## Instruction
Quote the records below in full, exactly as given, with the images taken out.

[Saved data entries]

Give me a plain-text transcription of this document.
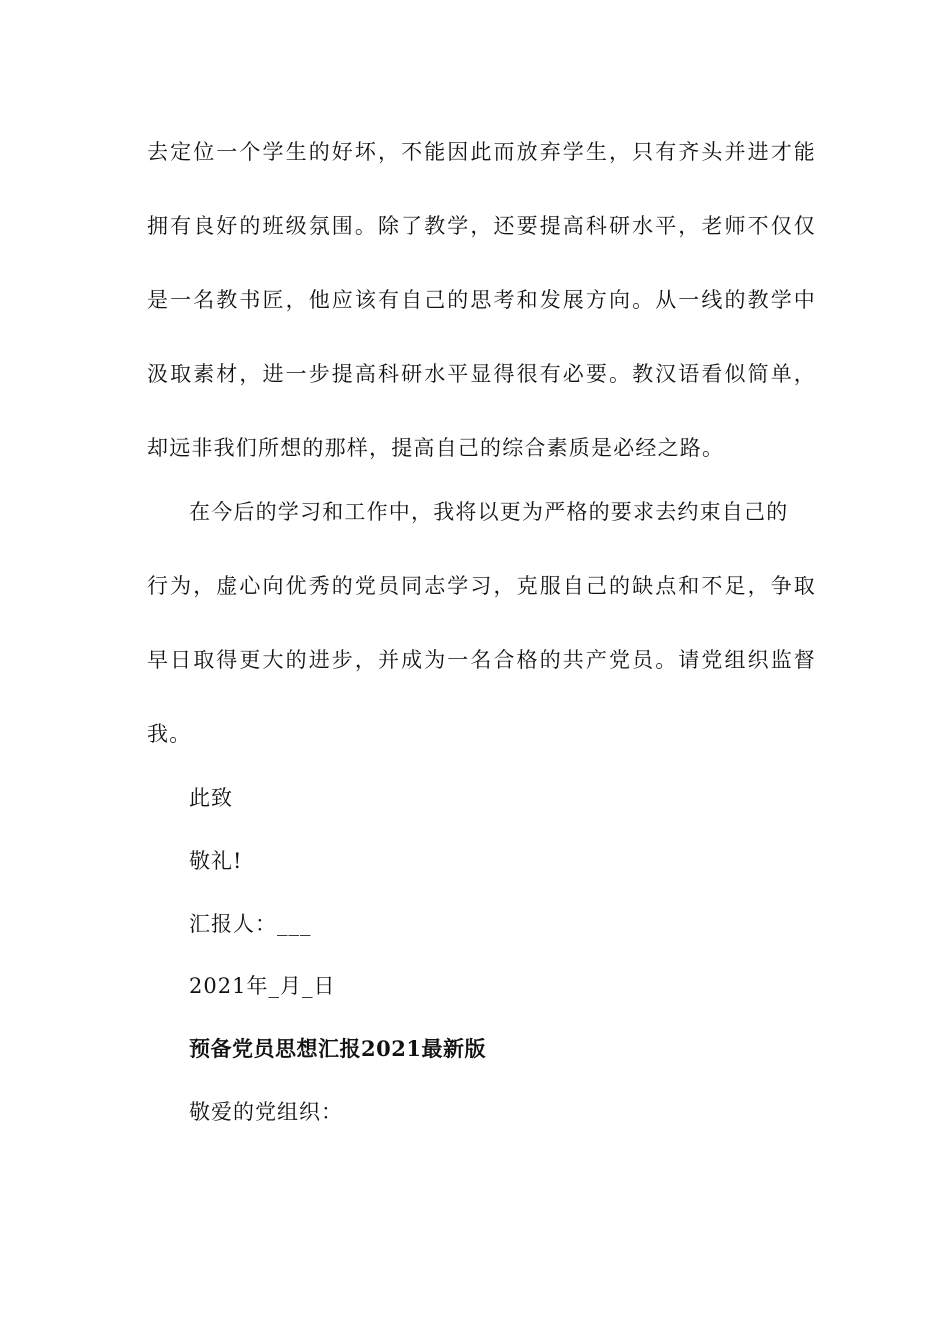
去定位一个学生的好坏，不能因此而放弃学生，只有齐头并进才能
拥有良好的班级氛围。除了教学，还要提高科研水平，老师不仅仅
是一名教书匠，他应该有自己的思考和发展方向。从一线的教学中
汲取素材，进一步提高科研水平显得很有必要。教汉语看似简单，
却远非我们所想的那样，提高自己的综合素质是必经之路。
在今后的学习和工作中，我将以更为严格的要求去约束自己的
行为，虚心向优秀的党员同志学习，克服自己的缺点和不足，争取
早日取得更大的进步，并成为一名合格的共产党员。请党组织监督
我。
此致
敬礼!
汇报人：___
2021年_月_日
预备党员思想汇报2021最新版
敬爱的党组织：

## Full output
Give me a plain-text transcription of this document.
去定位一个学生的好坏，不能因此而放弃学生，只有齐头并进才能
拥有良好的班级氛围。除了教学，还要提高科研水平，老师不仅仅
是一名教书匠，他应该有自己的思考和发展方向。从一线的教学中
汲取素材，进一步提高科研水平显得很有必要。教汉语看似简单，
却远非我们所想的那样，提高自己的综合素质是必经之路。
在今后的学习和工作中，我将以更为严格的要求去约束自己的
行为，虚心向优秀的党员同志学习，克服自己的缺点和不足，争取
早日取得更大的进步，并成为一名合格的共产党员。请党组织监督
我。
此致
敬礼!
汇报人：___
2021年_月_日
预备党员思想汇报2021最新版
敬爱的党组织：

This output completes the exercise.